Each record below must be returned exactly as shown.

* BEGIN RECORD SET *

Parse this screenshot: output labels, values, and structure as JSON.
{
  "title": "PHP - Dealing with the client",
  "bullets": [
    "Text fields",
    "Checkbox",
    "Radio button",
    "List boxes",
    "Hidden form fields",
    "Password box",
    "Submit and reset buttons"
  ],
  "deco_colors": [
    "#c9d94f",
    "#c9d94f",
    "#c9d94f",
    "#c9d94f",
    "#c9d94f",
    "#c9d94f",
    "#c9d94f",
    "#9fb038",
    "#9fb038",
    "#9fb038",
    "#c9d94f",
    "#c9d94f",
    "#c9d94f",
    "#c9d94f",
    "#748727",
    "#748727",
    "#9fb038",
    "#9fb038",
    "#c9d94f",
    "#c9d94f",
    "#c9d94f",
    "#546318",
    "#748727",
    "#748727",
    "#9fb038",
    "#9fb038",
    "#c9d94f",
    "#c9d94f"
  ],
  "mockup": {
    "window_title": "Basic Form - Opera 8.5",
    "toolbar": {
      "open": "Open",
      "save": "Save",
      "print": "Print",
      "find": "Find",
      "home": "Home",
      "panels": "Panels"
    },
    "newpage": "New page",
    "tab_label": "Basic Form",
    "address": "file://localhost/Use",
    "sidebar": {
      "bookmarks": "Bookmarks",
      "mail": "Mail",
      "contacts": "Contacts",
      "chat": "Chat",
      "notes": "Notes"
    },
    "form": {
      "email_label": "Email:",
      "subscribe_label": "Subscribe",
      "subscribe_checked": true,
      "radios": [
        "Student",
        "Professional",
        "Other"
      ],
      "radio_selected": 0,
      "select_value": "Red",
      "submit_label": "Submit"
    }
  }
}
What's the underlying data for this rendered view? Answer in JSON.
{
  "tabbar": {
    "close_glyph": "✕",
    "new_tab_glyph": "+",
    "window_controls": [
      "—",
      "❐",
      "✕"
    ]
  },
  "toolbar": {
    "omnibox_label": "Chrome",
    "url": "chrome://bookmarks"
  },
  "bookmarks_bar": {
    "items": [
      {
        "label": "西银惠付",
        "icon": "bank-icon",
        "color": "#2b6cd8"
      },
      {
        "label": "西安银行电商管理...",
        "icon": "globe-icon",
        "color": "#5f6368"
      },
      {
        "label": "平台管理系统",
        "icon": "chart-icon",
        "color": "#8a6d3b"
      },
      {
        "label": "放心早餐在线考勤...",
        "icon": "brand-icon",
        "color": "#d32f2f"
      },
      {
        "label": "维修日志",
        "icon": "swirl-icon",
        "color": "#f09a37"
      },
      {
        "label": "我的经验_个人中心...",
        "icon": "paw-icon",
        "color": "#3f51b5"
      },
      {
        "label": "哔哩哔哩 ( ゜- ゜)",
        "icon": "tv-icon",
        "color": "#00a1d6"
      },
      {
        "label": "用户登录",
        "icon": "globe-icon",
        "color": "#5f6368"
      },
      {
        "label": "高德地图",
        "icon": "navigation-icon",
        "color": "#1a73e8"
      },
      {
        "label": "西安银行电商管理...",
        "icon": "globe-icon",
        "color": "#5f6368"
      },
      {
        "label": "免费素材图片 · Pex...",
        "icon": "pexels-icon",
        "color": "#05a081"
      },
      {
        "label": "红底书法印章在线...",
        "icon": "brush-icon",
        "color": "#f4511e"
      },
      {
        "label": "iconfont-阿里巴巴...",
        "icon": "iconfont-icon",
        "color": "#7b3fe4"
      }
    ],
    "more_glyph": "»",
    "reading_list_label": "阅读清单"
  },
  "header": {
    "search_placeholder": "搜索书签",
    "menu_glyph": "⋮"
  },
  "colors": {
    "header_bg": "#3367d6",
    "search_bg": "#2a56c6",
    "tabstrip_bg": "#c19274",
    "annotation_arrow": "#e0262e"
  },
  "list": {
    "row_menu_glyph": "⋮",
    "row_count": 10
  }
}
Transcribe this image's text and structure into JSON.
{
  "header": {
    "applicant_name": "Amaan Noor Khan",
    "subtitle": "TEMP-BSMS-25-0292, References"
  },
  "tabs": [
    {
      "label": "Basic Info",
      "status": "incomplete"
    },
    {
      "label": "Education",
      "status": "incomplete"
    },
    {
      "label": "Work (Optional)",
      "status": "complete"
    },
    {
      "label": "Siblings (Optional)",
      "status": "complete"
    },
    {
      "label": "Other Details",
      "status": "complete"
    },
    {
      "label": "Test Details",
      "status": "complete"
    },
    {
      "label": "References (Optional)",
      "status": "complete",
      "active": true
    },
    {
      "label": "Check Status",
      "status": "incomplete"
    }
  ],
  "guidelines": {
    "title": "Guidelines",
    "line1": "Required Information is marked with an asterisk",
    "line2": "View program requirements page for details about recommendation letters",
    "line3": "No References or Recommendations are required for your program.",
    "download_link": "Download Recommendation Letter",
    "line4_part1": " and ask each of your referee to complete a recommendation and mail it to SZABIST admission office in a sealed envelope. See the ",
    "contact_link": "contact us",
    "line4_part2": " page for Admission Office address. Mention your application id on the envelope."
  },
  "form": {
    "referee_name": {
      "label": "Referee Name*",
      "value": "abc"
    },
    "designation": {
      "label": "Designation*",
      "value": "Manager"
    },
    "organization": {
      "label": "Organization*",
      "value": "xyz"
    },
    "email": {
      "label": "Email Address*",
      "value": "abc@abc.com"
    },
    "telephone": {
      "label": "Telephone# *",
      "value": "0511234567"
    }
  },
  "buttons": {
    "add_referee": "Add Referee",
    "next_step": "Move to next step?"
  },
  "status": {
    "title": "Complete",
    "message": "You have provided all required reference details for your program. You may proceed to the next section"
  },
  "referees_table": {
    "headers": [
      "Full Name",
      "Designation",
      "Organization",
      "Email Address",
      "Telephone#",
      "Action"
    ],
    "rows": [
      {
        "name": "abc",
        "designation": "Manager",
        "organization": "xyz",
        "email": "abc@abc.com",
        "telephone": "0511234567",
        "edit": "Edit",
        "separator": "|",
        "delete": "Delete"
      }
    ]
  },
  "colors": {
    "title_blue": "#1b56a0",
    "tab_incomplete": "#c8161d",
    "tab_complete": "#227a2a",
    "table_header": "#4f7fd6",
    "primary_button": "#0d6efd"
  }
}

* END RECORD SET *

• SOLUTION
Parse this screenshot: output labels, values, and structure as JSON.
{
  "title": "PHP - Dealing with the client",
  "bullets": [
    "Text fields",
    "Checkbox",
    "Radio button",
    "List boxes",
    "Hidden form fields",
    "Password box",
    "Submit and reset buttons"
  ],
  "deco_colors": [
    "#c9d94f",
    "#c9d94f",
    "#c9d94f",
    "#c9d94f",
    "#c9d94f",
    "#c9d94f",
    "#c9d94f",
    "#9fb038",
    "#9fb038",
    "#9fb038",
    "#c9d94f",
    "#c9d94f",
    "#c9d94f",
    "#c9d94f",
    "#748727",
    "#748727",
    "#9fb038",
    "#9fb038",
    "#c9d94f",
    "#c9d94f",
    "#c9d94f",
    "#546318",
    "#748727",
    "#748727",
    "#9fb038",
    "#9fb038",
    "#c9d94f",
    "#c9d94f"
  ],
  "mockup": {
    "window_title": "Basic Form - Opera 8.5",
    "toolbar": {
      "open": "Open",
      "save": "Save",
      "print": "Print",
      "find": "Find",
      "home": "Home",
      "panels": "Panels"
    },
    "newpage": "New page",
    "tab_label": "Basic Form",
    "address": "file://localhost/Use",
    "sidebar": {
      "bookmarks": "Bookmarks",
      "mail": "Mail",
      "contacts": "Contacts",
      "chat": "Chat",
      "notes": "Notes"
    },
    "form": {
      "email_label": "Email:",
      "subscribe_label": "Subscribe",
      "subscribe_checked": true,
      "radios": [
        "Student",
        "Professional",
        "Other"
      ],
      "radio_selected": 0,
      "select_value": "Red",
      "submit_label": "Submit"
    }
  }
}
What's the underlying data for this rendered view? Answer in JSON.
{
  "tabbar": {
    "close_glyph": "✕",
    "new_tab_glyph": "+",
    "window_controls": [
      "—",
      "❐",
      "✕"
    ]
  },
  "toolbar": {
    "omnibox_label": "Chrome",
    "url": "chrome://bookmarks"
  },
  "bookmarks_bar": {
    "items": [
      {
        "label": "西银惠付",
        "icon": "bank-icon",
        "color": "#2b6cd8"
      },
      {
        "label": "西安银行电商管理...",
        "icon": "globe-icon",
        "color": "#5f6368"
      },
      {
        "label": "平台管理系统",
        "icon": "chart-icon",
        "color": "#8a6d3b"
      },
      {
        "label": "放心早餐在线考勤...",
        "icon": "brand-icon",
        "color": "#d32f2f"
      },
      {
        "label": "维修日志",
        "icon": "swirl-icon",
        "color": "#f09a37"
      },
      {
        "label": "我的经验_个人中心...",
        "icon": "paw-icon",
        "color": "#3f51b5"
      },
      {
        "label": "哔哩哔哩 ( ゜- ゜)",
        "icon": "tv-icon",
        "color": "#00a1d6"
      },
      {
        "label": "用户登录",
        "icon": "globe-icon",
        "color": "#5f6368"
      },
      {
        "label": "高德地图",
        "icon": "navigation-icon",
        "color": "#1a73e8"
      },
      {
        "label": "西安银行电商管理...",
        "icon": "globe-icon",
        "color": "#5f6368"
      },
      {
        "label": "免费素材图片 · Pex...",
        "icon": "pexels-icon",
        "color": "#05a081"
      },
      {
        "label": "红底书法印章在线...",
        "icon": "brush-icon",
        "color": "#f4511e"
      },
      {
        "label": "iconfont-阿里巴巴...",
        "icon": "iconfont-icon",
        "color": "#7b3fe4"
      }
    ],
    "more_glyph": "»",
    "reading_list_label": "阅读清单"
  },
  "header": {
    "search_placeholder": "搜索书签",
    "menu_glyph": "⋮"
  },
  "colors": {
    "header_bg": "#3367d6",
    "search_bg": "#2a56c6",
    "tabstrip_bg": "#c19274",
    "annotation_arrow": "#e0262e"
  },
  "list": {
    "row_menu_glyph": "⋮",
    "row_count": 10
  }
}
Transcribe this image's text and structure into JSON.
{
  "header": {
    "applicant_name": "Amaan Noor Khan",
    "subtitle": "TEMP-BSMS-25-0292, References"
  },
  "tabs": [
    {
      "label": "Basic Info",
      "status": "incomplete"
    },
    {
      "label": "Education",
      "status": "incomplete"
    },
    {
      "label": "Work (Optional)",
      "status": "complete"
    },
    {
      "label": "Siblings (Optional)",
      "status": "complete"
    },
    {
      "label": "Other Details",
      "status": "complete"
    },
    {
      "label": "Test Details",
      "status": "complete"
    },
    {
      "label": "References (Optional)",
      "status": "complete",
      "active": true
    },
    {
      "label": "Check Status",
      "status": "incomplete"
    }
  ],
  "guidelines": {
    "title": "Guidelines",
    "line1": "Required Information is marked with an asterisk",
    "line2": "View program requirements page for details about recommendation letters",
    "line3": "No References or Recommendations are required for your program.",
    "download_link": "Download Recommendation Letter",
    "line4_part1": " and ask each of your referee to complete a recommendation and mail it to SZABIST admission office in a sealed envelope. See the ",
    "contact_link": "contact us",
    "line4_part2": " page for Admission Office address. Mention your application id on the envelope."
  },
  "form": {
    "referee_name": {
      "label": "Referee Name*",
      "value": "abc"
    },
    "designation": {
      "label": "Designation*",
      "value": "Manager"
    },
    "organization": {
      "label": "Organization*",
      "value": "xyz"
    },
    "email": {
      "label": "Email Address*",
      "value": "abc@abc.com"
    },
    "telephone": {
      "label": "Telephone# *",
      "value": "0511234567"
    }
  },
  "buttons": {
    "add_referee": "Add Referee",
    "next_step": "Move to next step?"
  },
  "status": {
    "title": "Complete",
    "message": "You have provided all required reference details for your program. You may proceed to the next section"
  },
  "referees_table": {
    "headers": [
      "Full Name",
      "Designation",
      "Organization",
      "Email Address",
      "Telephone#",
      "Action"
    ],
    "rows": [
      {
        "name": "abc",
        "designation": "Manager",
        "organization": "xyz",
        "email": "abc@abc.com",
        "telephone": "0511234567",
        "edit": "Edit",
        "separator": "|",
        "delete": "Delete"
      }
    ]
  },
  "colors": {
    "title_blue": "#1b56a0",
    "tab_incomplete": "#c8161d",
    "tab_complete": "#227a2a",
    "table_header": "#4f7fd6",
    "primary_button": "#0d6efd"
  }
}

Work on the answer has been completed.